Each line in the entries below that holds the string "正确的是" is to be listed.

_Excerpted data:_
[Begin]

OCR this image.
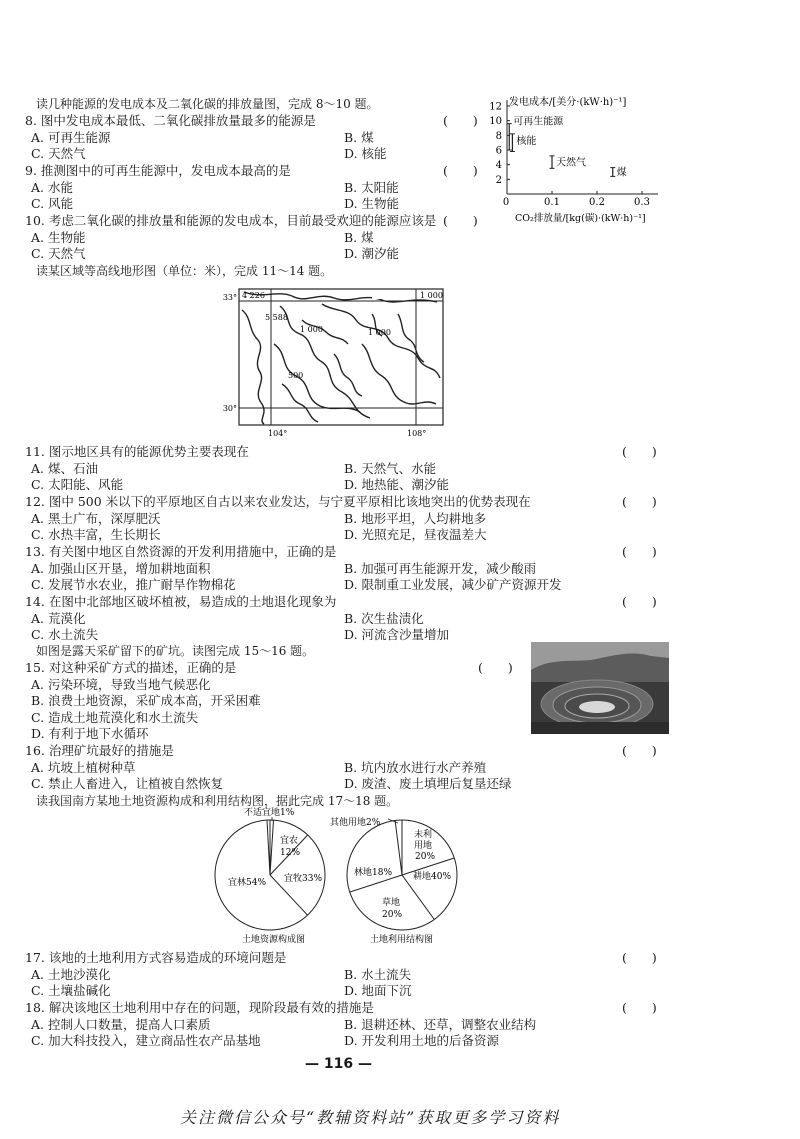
读几种能源的发电成本及二氧化碳的排放量图，完成 8～10 题。
8. 图中发电成本最低、二氧化碳排放量最多的能源是	(　　)
A. 可再生能源	B. 煤
C. 天然气	D. 核能
9. 推测图中的可再生能源中，发电成本最高的是	(　　)
A. 水能	B. 太阳能
C. 风能	D. 生物能
10. 考虑二氧化碳的排放量和能源的发电成本，目前最受欢迎的能源应该是 (　　)
A. 生物能	B. 煤
C. 天然气	D. 潮汐能
2
4
6
8
10
12
0	0.1	0.2	0.3
可再生能源
核能
天然气
煤
发电成本/[美分·(kW·h)⁻¹]
CO₂排放量/[kg(碳)·(kW·h)⁻¹]
读某区域等高线地形图（单位：米），完成 11～14 题。
33°
30°
104°	108°
4 226
5 588
1 000
1 000
1 000
500
11. 图示地区具有的能源优势主要表现在	(　　)
A. 煤、石油	B. 天然气、水能
C. 太阳能、风能	D. 地热能、潮汐能
12. 图中 500 米以下的平原地区自古以来农业发达，与宁夏平原相比该地突出的优势表现在	(　　)
A. 黑土广布，深厚肥沃	B. 地形平坦，人均耕地多
C. 水热丰富，生长期长	D. 光照充足，昼夜温差大
13. 有关图中地区自然资源的开发利用措施中，正确的是	(　　)
A. 加强山区开垦，增加耕地面积	B. 加强可再生能源开发，减少酸雨
C. 发展节水农业，推广耐旱作物棉花	D. 限制重工业发展，减少矿产资源开发
14. 在图中北部地区破坏植被，易造成的土地退化现象为	(　　)
A. 荒漠化	B. 次生盐渍化
C. 水土流失	D. 河流含沙量增加
如图是露天采矿留下的矿坑。读图完成 15～16 题。
15. 对这种采矿方式的描述，正确的是	(　　)
A. 污染环境，导致当地气候恶化
B. 浪费土地资源，采矿成本高，开采困难
C. 造成土地荒漠化和水土流失
D. 有利于地下水循环
16. 治理矿坑最好的措施是	(　　)
A. 坑坡上植树种草	B. 坑内放水进行水产养殖
C. 禁止人畜进入，让植被自然恢复	D. 废渣、废土填埋后复垦还绿
读我国南方某地土地资源构成和利用结构图，据此完成 17～18 题。
不适宜地1%
宜农
12%
宜牧33%
宜林54%
土地资源构成图
其他用地2%
未利
用地
20%
耕地40%
林地18%
草地
20%
土地利用结构图
17. 该地的土地利用方式容易造成的环境问题是	(　　)
A. 土地沙漠化	B. 水土流失
C. 土壤盐碱化	D. 地面下沉
18. 解决该地区土地利用中存在的问题，现阶段最有效的措施是	(　　)
A. 控制人口数量，提高人口素质	B. 退耕还林、还草，调整农业结构
C. 加大科技投入，建立商品性农产品基地	D. 开发利用土地的后备资源
— 116 —
关注微信公众号“教辅资料站”获取更多学习资料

[End]

_Finished exercise:_
13. 有关图中地区自然资源的开发利用措施中，正确的是	(　　)
15. 对这种采矿方式的描述，正确的是	(　　)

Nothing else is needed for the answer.